## [Passage provided]

I say this to prevent redundant responses. As well as using that last sentence and this one as possible examples. My inquiry is for how they are used at the beginning of a sentence and or paragraph.

How correct is it for me to use the word "this" to refer to what was concluded/identified in the sentence prior? Or sometimes the whole paragraph prior. Either way I only do so if there is only one presumable element available that can be immediately elaborated.

I want to give some additional thoughts that pertain to the question of distance being all the indication of context required. I may be incorrect and I welcome feedback:

Elaboration in some form or degree is what both words "this" and "that" express. Where "that" is more general and 'this' is specific. Thus, given the nature of time, space, and writing language, using 'that' would be something over a larger distance and 'this' would be close. For intangible ideas the distance argument should hold true relative to written text.

## [Data rows]
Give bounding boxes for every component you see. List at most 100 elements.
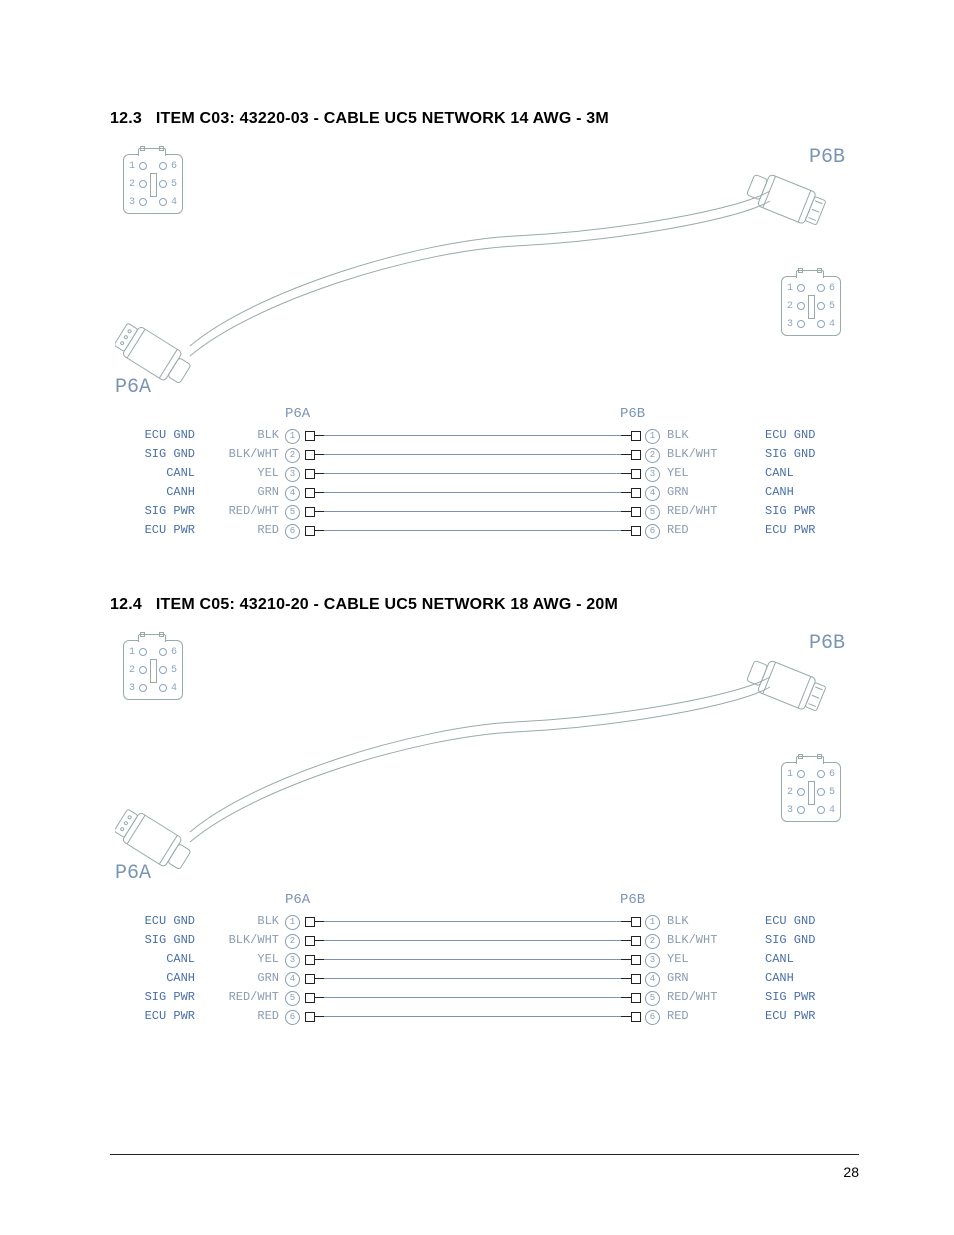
signal-left: SIG GND [115,933,195,947]
wire-line [324,997,621,998]
pin-circle: 6 [285,524,300,539]
document-page: 12.3 ITEM C03: 43220-03 - CABLE UC5 NETW… [0,0,954,1235]
signal-left: CANH [115,971,195,985]
terminal-icon [631,431,641,441]
section-heading: 12.3 ITEM C03: 43220-03 - CABLE UC5 NETW… [110,110,859,128]
wire-stub [314,940,324,941]
wire-stub [314,978,324,979]
wire-stub [621,997,631,998]
wiring-header-right: P6B [620,892,645,908]
wiring-row: ECU PWRRED66REDECU PWR [115,1009,845,1027]
section-title: ITEM C05: 43210-20 - CABLE UC5 NETWORK 1… [156,596,618,613]
terminal-icon [631,526,641,536]
wire-line [324,511,621,512]
wiring-row: ECU PWRRED66REDECU PWR [115,523,845,541]
pin-circle: 1 [285,915,300,930]
wire-line [324,940,621,941]
wirecolor-right: YEL [667,952,729,966]
signal-left: SIG GND [115,447,195,461]
wire-stub [314,959,324,960]
wire-stub [621,454,631,455]
pin-circle: 4 [285,972,300,987]
pin-circle: 3 [645,953,660,968]
wiring-row: ECU GNDBLK11BLKECU GND [115,428,845,446]
wirecolor-left: BLK [217,914,279,928]
pin-circle: 5 [285,505,300,520]
pin-circle: 2 [285,934,300,949]
signal-left: CANL [115,466,195,480]
pin-circle: 4 [285,486,300,501]
cable-diagram: 1 2 3 6 5 4 P6B 1 2 3 6 5 4 P6A [115,146,845,556]
terminal-icon [305,955,315,965]
wire-stub [314,997,324,998]
wirecolor-right: GRN [667,485,729,499]
wirecolor-left: RED [217,523,279,537]
pin-circle: 6 [645,524,660,539]
pin-circle: 6 [285,1010,300,1025]
wirecolor-left: YEL [217,952,279,966]
section-heading: 12.4 ITEM C05: 43210-20 - CABLE UC5 NETW… [110,596,859,614]
wire-stub [621,921,631,922]
pin-circle: 6 [645,1010,660,1025]
cable-diagram: 1 2 3 6 5 4 P6B 1 2 3 6 5 4 P6A [115,632,845,1042]
terminal-icon [305,936,315,946]
wiring-header-left: P6A [285,406,310,422]
wirecolor-left: YEL [217,466,279,480]
wire-stub [314,530,324,531]
wire-line [324,959,621,960]
footer-rule [110,1154,859,1155]
section-number: 12.3 [110,110,142,127]
pin-circle: 2 [645,934,660,949]
wirecolor-right: BLK/WHT [667,933,729,947]
wiring-row: CANHGRN44GRNCANH [115,485,845,503]
pin-circle: 5 [645,991,660,1006]
signal-left: CANL [115,952,195,966]
terminal-icon [305,993,315,1003]
section-title: ITEM C03: 43220-03 - CABLE UC5 NETWORK 1… [156,110,609,127]
terminal-icon [631,955,641,965]
wirecolor-right: GRN [667,971,729,985]
terminal-icon [631,974,641,984]
wire-line [324,492,621,493]
wire-stub [314,435,324,436]
pin-circle: 1 [645,915,660,930]
wire-stub [314,492,324,493]
wire-stub [621,492,631,493]
wirecolor-left: GRN [217,971,279,985]
wirecolor-right: BLK [667,914,729,928]
signal-left: SIG PWR [115,504,195,518]
wiring-row: SIG PWRRED/WHT55RED/WHTSIG PWR [115,504,845,522]
wiring-table: P6A P6B ECU GNDBLK11BLKECU GNDSIG GNDBLK… [115,406,845,556]
wirecolor-left: BLK [217,428,279,442]
wire-line [324,978,621,979]
wirecolor-left: RED [217,1009,279,1023]
wire-line [324,1016,621,1017]
wire-stub [621,511,631,512]
wire-line [324,473,621,474]
terminal-icon [631,1012,641,1022]
wiring-row: SIG PWRRED/WHT55RED/WHTSIG PWR [115,990,845,1008]
wiring-row: CANHGRN44GRNCANH [115,971,845,989]
wire-stub [314,454,324,455]
signal-right: CANH [765,485,794,499]
terminal-icon [631,993,641,1003]
terminal-icon [305,526,315,536]
signal-left: ECU GND [115,914,195,928]
section-number: 12.4 [110,596,142,613]
terminal-icon [305,1012,315,1022]
wirecolor-left: BLK/WHT [217,933,279,947]
terminal-icon [305,450,315,460]
wire-stub [314,473,324,474]
signal-right: SIG GND [765,447,815,461]
wire-stub [621,530,631,531]
terminal-icon [631,450,641,460]
pin-circle: 2 [285,448,300,463]
wiring-header-left: P6A [285,892,310,908]
signal-right: SIG PWR [765,504,815,518]
wire-stub [314,921,324,922]
wiring-row: SIG GND BLK/WHT 2 2 BLK/WHT SIG GND [115,933,845,951]
signal-right: SIG GND [765,933,815,947]
cable-illustration: 1 2 3 6 5 4 P6B 1 2 3 6 5 4 P6A [115,632,845,892]
wire-stub [621,435,631,436]
wirecolor-right: YEL [667,466,729,480]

## [Task description]
Resume the passage about opening a sentence with "this" or "that" and carry it on from its last sentence.

## [The output]
It is important to recognize I am dealing with intangibles, so saying "This dog also was seen sporting a bowtie and.." may not apply to the rule I am trying to confirm. For elaboration of an intangible idea I think it is only correct to use 'this' when referring to something immediately prior and enhancing the description of it immediately. If starting a paragraph or sentence with 'that' then the meaning must be intended as an indication for the reader to collect several points explained across possibly multiple paragraphs. So to prepare for how the collection of notions or facts is to be handled across several coming sentences. Or to change how they would otherwise be handled without such elaboration.

I need to report specific sequence on systems and concepts. The word "this" at the beginning of a sentence is invaluable to me. As sometimes it is an inappropriate use of space and time to attempt redundant articulation of something just said the sentence before. That all said I realize I will always run into people unaware where their reading comprehension is at, but I welcome creative ideas on how to introduce a reader to my usage needs.

Thank you for your time reading this...or that. =)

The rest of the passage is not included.